_PASSAGE PROVIDED_:
The previous answers were good but I would like to add a few things. First, remember that you can eat a lot of the predators you may catch. I have eaten three raccoons that were after my ducks, chickens or gee- se. Second, I recommend that you not fire lead shot into the ground where your chickens forage. I use a 22 rifle with cb long rounds that have just enough power and no noise.

-- olaf Frost (, February 03, 2000.

I've received about 20 responses concerning my dead hens. (Please don't let this discourage anyone from responding. I need all the help & info I can get). It seems like I might havet a weasel, possum, or a racoon. I kind of ruled out a snake because it happened on the first night of a really cold "cold snap" and I understand that snakes don't get out when it's cold) Someone correct if I'm wrong. I'm putting a lot of effort in varmit -proofing my roosting area, and am going to buy a trap. Thanks and please don't stop with the advice. Eagle

-- eagle (, February 04, 2000.

As several others have suggested, and my neighbor who's a great- grandma a dozen times over confirmed, the trademark of a mink is the puncture and no other dismemberment.

_WORK REQUIRED_: Using the forum thread about predators killing chickens, decide whether each statement agrees with it, answering yes or no and quoting the deciding words: (a) The first poster has eaten raccoons. (b) The first poster advises firing lead shot into the ground where chickens forage. (c) According to the thread, a mink's trademark is a puncture with no other dismemberment. You will not need the listing to do this.

_DATASET CONTENT_:
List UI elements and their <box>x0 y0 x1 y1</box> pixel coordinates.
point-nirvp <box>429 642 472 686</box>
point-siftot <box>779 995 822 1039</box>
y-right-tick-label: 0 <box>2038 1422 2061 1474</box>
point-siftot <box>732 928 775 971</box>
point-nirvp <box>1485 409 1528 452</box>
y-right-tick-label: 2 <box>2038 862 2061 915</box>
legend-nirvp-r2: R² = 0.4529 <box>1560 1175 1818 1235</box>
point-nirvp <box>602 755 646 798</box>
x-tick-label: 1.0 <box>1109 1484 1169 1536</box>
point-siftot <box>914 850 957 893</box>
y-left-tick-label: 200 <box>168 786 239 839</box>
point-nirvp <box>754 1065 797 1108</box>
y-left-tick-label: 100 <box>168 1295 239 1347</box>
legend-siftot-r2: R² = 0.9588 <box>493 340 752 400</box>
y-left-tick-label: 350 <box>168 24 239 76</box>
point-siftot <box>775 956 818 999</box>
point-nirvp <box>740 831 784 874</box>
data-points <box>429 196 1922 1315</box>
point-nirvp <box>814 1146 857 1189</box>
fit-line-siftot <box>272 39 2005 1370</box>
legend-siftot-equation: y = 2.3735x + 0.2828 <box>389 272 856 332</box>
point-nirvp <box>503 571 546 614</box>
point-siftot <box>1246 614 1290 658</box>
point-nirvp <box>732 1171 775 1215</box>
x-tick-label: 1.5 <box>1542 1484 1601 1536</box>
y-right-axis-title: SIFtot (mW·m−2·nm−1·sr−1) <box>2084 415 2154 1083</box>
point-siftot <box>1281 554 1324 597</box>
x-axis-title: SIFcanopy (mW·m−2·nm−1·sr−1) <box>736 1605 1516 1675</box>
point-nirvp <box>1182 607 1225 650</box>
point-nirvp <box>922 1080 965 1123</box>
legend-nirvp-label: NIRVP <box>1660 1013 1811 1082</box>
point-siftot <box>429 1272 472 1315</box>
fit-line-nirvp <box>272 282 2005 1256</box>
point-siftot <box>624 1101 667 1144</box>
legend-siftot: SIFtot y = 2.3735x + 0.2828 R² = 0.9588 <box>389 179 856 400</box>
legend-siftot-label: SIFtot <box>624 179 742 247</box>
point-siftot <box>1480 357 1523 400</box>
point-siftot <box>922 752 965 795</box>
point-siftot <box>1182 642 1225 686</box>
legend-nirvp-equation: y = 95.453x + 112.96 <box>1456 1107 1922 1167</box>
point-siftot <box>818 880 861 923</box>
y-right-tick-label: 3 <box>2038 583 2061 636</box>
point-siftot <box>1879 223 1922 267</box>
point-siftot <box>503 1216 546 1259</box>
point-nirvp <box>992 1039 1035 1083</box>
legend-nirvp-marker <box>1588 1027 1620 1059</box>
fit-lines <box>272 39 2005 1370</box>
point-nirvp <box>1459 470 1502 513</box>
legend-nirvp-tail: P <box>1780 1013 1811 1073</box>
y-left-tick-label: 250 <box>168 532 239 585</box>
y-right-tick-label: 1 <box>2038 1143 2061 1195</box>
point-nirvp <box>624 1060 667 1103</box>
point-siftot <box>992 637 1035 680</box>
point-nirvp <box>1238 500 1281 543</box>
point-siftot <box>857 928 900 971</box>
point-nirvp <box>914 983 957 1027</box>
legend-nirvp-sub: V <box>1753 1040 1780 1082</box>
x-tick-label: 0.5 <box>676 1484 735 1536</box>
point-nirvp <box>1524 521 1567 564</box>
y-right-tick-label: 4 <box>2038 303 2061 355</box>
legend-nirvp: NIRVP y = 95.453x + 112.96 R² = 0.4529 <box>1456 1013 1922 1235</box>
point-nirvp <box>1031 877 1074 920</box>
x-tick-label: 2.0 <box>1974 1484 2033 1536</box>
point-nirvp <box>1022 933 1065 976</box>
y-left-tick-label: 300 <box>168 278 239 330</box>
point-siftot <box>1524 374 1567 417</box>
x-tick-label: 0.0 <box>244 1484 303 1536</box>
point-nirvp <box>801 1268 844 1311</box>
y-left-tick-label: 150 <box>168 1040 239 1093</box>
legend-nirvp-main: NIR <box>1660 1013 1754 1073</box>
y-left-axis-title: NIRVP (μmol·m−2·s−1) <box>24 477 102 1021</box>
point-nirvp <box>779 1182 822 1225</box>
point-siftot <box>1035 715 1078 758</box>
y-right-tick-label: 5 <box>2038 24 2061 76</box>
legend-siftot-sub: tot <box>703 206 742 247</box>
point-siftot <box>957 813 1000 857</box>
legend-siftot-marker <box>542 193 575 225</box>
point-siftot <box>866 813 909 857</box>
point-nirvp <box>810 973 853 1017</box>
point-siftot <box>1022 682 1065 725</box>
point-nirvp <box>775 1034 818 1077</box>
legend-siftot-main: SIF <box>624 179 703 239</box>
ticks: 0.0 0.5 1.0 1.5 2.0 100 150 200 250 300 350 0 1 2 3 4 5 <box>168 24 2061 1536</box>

_WORKED SOLUTION_:
(a) Yes: "I have eaten three raccoons"
(b) No: "I recommend that you not fire lead shot into the ground where your chickens forage"
(c) Yes: "the trademark of a mink is the puncture and no other dismemberment"